Written instruction → Go through the listing below and gather every line with the word "true".

· · ·

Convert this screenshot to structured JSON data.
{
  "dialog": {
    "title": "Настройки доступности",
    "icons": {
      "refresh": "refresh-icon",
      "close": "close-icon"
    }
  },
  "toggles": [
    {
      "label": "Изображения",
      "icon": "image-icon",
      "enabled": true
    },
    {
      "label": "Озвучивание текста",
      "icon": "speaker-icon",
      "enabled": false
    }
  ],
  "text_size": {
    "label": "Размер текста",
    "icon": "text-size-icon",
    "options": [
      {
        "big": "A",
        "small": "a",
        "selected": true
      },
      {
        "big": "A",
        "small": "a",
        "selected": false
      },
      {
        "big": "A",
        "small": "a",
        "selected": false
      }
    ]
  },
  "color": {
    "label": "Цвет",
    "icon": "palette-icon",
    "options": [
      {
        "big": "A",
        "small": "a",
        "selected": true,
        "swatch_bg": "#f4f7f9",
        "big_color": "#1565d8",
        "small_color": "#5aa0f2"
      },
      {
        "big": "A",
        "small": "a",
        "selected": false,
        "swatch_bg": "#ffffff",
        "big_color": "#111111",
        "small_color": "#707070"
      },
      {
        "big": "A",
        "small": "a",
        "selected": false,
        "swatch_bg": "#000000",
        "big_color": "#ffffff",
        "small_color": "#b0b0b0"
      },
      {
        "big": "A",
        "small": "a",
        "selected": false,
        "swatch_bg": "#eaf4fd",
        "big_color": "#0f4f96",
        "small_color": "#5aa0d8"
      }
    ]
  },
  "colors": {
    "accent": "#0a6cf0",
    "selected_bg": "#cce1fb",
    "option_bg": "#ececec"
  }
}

· · ·

Complete answer →
      "enabled": true
        "selected": true
        "selected": true,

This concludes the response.